WHAT TO WORK ON
Your task is to repeat the entries word for word while leaving out the pictures.

— start of TASK MATERIAL —

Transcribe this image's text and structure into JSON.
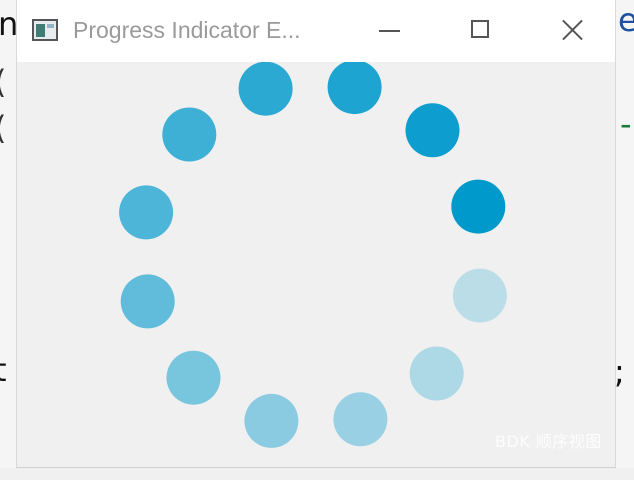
{
  "window": {
    "title": "Progress Indicator E..."
  },
  "background_glyphs": {
    "top_left": "n",
    "left_1": "(",
    "left_2": "(",
    "mid_left": "t",
    "top_right": "e",
    "right_1": "-",
    "mid_right": ";"
  },
  "progress_indicator": {
    "dot_count": 12,
    "base_color": "#0099cc",
    "active_color": "#0096c8"
  },
  "watermark": "BDK 顺序视图",
  "icons": {
    "app": "app-window-icon",
    "minimize": "minimize-icon",
    "maximize": "maximize-icon",
    "close": "close-icon"
  }
}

— end of TASK MATERIAL —

COMPLETE RESPONSE
Transcribe this image's text and structure into JSON.
{
  "window": {
    "title": "Progress Indicator E..."
  },
  "background_glyphs": {
    "top_left": "n",
    "left_1": "(",
    "left_2": "(",
    "mid_left": "t",
    "top_right": "e",
    "right_1": "-",
    "mid_right": ";"
  },
  "progress_indicator": {
    "dot_count": 12,
    "base_color": "#0099cc",
    "active_color": "#0096c8"
  },
  "watermark": "BDK 顺序视图",
  "icons": {
    "app": "app-window-icon",
    "minimize": "minimize-icon",
    "maximize": "maximize-icon",
    "close": "close-icon"
  }
}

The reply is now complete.